== Materials provided
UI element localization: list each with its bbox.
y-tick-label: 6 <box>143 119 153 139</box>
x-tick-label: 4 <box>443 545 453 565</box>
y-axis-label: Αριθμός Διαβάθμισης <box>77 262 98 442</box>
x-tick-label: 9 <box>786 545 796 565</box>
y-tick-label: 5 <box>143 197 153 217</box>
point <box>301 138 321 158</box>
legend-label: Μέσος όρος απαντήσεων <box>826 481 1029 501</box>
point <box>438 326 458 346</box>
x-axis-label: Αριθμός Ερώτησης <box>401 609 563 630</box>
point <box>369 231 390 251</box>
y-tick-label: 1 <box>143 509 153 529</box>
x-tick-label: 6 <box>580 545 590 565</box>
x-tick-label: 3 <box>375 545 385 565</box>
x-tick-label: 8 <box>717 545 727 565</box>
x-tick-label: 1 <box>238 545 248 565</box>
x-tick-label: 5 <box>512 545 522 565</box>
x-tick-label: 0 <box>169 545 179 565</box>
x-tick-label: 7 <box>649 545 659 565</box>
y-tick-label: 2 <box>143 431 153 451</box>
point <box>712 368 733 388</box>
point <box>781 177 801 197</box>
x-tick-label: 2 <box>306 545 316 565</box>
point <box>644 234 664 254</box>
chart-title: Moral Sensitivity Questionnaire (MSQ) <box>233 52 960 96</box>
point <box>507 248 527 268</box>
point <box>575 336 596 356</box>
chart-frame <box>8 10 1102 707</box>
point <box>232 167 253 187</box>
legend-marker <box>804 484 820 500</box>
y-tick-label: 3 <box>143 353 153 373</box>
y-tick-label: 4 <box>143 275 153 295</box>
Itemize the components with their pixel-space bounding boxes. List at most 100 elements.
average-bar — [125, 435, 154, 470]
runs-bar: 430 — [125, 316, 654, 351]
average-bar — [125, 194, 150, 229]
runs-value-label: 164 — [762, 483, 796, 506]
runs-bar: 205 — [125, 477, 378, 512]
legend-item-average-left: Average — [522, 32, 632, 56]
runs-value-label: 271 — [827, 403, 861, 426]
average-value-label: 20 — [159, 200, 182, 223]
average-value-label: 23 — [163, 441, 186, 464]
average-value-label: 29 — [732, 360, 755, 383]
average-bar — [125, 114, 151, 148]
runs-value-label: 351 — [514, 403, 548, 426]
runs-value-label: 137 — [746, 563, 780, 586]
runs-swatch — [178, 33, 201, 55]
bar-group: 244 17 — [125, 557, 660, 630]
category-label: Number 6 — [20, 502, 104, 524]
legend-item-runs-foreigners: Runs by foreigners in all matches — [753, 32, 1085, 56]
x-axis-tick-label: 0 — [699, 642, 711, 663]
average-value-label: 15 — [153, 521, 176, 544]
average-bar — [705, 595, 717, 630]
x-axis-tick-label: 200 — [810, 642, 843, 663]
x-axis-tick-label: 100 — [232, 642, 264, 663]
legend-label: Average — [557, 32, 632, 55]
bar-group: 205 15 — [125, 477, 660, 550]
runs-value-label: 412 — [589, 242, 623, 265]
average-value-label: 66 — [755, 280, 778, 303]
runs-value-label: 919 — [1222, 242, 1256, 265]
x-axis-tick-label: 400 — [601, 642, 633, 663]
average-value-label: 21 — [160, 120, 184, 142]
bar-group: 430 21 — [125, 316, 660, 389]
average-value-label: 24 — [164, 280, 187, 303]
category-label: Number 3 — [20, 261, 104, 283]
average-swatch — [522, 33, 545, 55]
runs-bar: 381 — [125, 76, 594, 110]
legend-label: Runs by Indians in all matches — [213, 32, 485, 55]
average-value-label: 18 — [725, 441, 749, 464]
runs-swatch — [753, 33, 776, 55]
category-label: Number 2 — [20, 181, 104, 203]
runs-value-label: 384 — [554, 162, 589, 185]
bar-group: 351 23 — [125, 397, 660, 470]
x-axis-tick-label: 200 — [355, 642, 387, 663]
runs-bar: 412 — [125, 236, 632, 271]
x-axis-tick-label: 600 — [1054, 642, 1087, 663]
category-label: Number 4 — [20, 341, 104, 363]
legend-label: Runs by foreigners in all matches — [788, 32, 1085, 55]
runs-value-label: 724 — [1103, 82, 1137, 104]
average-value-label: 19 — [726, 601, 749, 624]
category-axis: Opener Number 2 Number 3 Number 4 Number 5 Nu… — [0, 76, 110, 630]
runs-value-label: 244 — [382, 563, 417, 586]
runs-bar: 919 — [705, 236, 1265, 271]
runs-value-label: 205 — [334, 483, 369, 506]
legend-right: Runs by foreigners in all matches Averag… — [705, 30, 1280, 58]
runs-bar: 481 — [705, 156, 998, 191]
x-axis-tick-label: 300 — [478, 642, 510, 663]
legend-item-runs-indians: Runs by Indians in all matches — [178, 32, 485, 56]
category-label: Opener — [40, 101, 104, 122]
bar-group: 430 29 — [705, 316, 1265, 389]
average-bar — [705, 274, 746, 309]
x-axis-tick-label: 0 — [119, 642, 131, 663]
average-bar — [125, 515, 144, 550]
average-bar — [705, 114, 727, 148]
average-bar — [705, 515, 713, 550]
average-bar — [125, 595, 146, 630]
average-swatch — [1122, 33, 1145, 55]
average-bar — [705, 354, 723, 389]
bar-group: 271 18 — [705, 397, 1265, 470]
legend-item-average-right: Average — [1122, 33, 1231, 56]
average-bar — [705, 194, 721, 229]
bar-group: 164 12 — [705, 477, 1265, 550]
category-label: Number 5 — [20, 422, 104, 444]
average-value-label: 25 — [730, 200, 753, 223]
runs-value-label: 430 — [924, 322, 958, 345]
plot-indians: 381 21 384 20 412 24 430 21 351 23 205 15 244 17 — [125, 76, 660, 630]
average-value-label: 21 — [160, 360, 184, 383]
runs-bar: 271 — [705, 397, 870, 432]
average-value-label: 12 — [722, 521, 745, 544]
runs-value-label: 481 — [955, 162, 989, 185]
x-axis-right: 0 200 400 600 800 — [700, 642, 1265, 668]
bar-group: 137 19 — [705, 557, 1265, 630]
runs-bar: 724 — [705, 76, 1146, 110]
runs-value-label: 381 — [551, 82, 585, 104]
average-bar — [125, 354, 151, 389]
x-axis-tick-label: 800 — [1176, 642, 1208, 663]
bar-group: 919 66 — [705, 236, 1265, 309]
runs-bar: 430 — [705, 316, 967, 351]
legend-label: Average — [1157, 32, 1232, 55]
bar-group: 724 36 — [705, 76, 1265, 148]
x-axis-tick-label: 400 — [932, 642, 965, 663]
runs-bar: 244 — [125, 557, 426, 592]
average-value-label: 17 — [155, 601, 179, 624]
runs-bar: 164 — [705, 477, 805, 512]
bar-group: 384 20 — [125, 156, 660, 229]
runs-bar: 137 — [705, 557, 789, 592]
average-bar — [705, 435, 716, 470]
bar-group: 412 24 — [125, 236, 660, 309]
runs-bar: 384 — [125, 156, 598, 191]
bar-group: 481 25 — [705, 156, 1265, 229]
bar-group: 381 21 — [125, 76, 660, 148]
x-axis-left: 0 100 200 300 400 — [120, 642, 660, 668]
====
# [Instructions to follow]
Rewrite the entries from the beginning through the line containing "y-tick-label: 1 <box>143 509 153 529</box>", replacing "y-tick-label" with "y-axis-tick" and changing nothing else.

# [Written answer]
UI element localization: list each with its bbox.
y-axis-tick: 6 <box>143 119 153 139</box>
x-tick-label: 4 <box>443 545 453 565</box>
y-axis-label: Αριθμός Διαβάθμισης <box>77 262 98 442</box>
x-tick-label: 9 <box>786 545 796 565</box>
y-axis-tick: 5 <box>143 197 153 217</box>
point <box>301 138 321 158</box>
legend-label: Μέσος όρος απαντήσεων <box>826 481 1029 501</box>
point <box>438 326 458 346</box>
x-axis-label: Αριθμός Ερώτησης <box>401 609 563 630</box>
point <box>369 231 390 251</box>
y-axis-tick: 1 <box>143 509 153 529</box>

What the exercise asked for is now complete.